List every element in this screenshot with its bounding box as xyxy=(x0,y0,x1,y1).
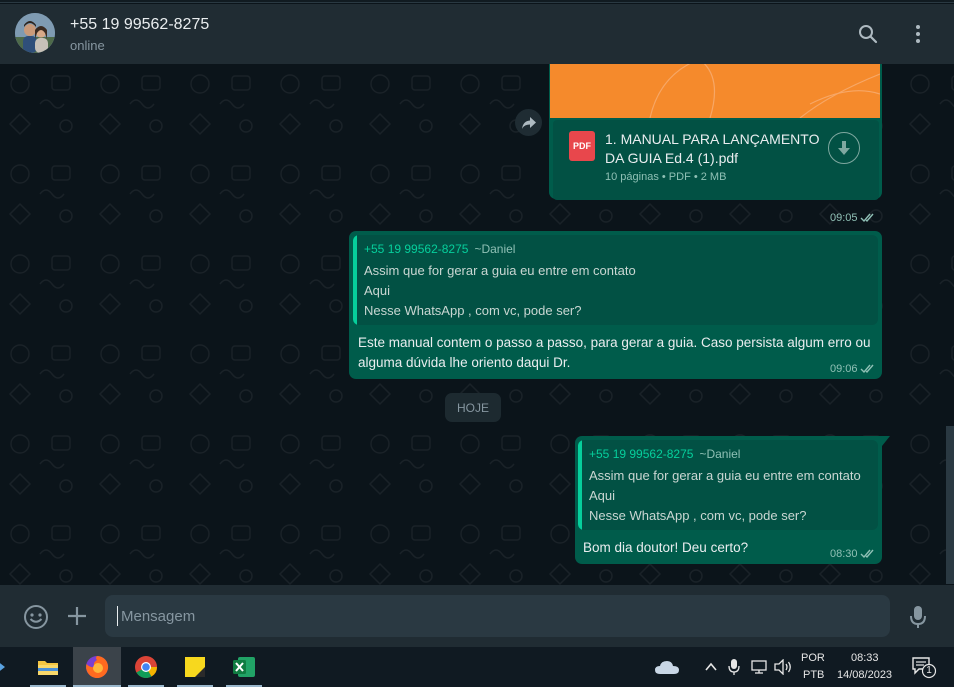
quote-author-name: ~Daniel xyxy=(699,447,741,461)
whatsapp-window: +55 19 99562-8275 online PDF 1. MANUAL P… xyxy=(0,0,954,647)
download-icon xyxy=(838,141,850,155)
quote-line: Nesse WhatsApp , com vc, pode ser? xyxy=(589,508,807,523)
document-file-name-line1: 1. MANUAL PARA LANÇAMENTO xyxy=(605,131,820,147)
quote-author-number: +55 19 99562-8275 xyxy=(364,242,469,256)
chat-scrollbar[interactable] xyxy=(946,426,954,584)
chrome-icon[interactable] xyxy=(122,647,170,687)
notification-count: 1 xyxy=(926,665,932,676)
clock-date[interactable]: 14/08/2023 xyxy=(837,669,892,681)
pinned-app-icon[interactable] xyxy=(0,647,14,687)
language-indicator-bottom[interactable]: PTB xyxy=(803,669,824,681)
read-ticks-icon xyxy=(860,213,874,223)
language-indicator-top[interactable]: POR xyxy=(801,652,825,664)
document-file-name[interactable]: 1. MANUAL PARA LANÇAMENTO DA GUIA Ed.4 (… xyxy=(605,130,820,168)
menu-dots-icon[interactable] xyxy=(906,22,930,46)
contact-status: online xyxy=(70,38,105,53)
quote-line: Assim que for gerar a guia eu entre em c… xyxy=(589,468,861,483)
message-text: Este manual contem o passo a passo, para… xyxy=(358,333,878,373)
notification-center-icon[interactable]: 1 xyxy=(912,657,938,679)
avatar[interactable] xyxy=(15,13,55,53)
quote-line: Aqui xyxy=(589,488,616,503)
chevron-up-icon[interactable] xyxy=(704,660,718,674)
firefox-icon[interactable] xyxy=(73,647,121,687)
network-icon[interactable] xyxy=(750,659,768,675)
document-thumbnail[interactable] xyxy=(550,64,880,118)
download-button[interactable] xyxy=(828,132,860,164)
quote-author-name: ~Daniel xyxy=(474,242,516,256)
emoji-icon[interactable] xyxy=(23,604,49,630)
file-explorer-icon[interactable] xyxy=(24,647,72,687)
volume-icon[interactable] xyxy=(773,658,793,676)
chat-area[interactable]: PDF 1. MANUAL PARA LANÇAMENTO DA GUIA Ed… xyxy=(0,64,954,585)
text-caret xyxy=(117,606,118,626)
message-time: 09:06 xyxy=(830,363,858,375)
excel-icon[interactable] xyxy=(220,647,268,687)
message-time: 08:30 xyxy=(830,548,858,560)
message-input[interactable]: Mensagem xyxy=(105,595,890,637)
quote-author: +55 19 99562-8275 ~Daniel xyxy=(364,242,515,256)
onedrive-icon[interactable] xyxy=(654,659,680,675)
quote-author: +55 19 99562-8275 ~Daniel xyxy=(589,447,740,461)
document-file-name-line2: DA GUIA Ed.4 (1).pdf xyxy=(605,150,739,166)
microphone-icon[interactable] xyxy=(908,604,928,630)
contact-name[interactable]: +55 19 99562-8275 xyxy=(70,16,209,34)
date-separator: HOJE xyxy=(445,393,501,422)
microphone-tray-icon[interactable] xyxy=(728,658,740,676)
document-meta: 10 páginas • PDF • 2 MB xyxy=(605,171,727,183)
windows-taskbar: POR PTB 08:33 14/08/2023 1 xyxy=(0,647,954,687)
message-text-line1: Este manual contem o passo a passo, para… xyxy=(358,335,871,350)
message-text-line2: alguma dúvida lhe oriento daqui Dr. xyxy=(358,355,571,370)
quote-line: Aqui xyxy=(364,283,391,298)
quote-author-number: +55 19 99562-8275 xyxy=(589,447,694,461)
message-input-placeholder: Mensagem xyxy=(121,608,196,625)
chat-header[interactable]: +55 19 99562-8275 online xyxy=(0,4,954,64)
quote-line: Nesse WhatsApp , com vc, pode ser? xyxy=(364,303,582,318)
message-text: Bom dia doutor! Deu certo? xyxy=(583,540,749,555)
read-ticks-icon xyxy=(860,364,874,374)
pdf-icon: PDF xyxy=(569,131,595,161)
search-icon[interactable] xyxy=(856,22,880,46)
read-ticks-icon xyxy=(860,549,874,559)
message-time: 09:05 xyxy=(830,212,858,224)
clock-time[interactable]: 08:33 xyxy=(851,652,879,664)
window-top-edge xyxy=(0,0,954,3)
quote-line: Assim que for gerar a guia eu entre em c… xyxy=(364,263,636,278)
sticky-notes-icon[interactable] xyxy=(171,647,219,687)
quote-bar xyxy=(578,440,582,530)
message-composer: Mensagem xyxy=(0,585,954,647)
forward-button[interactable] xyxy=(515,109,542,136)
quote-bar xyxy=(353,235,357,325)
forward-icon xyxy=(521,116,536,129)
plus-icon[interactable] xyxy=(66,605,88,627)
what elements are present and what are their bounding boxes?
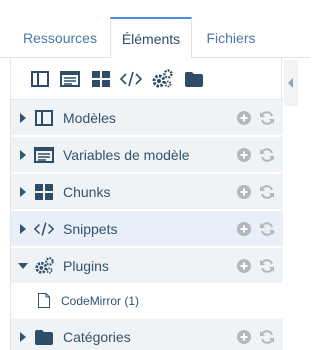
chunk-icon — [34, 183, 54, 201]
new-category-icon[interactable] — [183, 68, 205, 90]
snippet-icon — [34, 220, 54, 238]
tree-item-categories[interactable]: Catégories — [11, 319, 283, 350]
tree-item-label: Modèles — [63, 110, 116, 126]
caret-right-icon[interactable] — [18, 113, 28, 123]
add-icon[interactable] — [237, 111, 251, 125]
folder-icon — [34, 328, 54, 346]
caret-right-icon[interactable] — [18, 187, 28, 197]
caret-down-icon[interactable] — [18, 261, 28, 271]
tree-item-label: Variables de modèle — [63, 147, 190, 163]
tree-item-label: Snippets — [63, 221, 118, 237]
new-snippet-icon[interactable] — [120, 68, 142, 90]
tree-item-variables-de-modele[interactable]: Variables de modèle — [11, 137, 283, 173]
------------------------------------------------------------
# [CHALLENGE]
Convert the data starting at the line containing "quote-author-name: ~Daniel xyxy=(699,447,741,461)" and ending at the line containing "notification-count: 1 xyxy=(926,665,932,676)" into a JSON list of strings, one string per line, omitting any blank lines.

# [RESPONSE]
[
  "quote-author-name: ~Daniel xyxy=(699,447,741,461)",
  "whatsapp-window: +55 19 99562-8275 online PDF 1. MANUAL P… xyxy=(0,0,954,647)",
  "download-icon xyxy=(838,141,850,155)",
  "quote-line: Nesse WhatsApp , com vc, pode ser? xyxy=(589,508,807,523)",
  "document-file-name-line1: 1. MANUAL PARA LANÇAMENTO xyxy=(605,131,820,147)",
  "quote-author-number: +55 19 99562-8275 xyxy=(364,242,469,256)",
  "chat-scrollbar[interactable] xyxy=(946,426,954,584)",
  "chrome-icon[interactable] xyxy=(122,647,170,687)",
  "notification-count: 1 xyxy=(926,665,932,676)"
]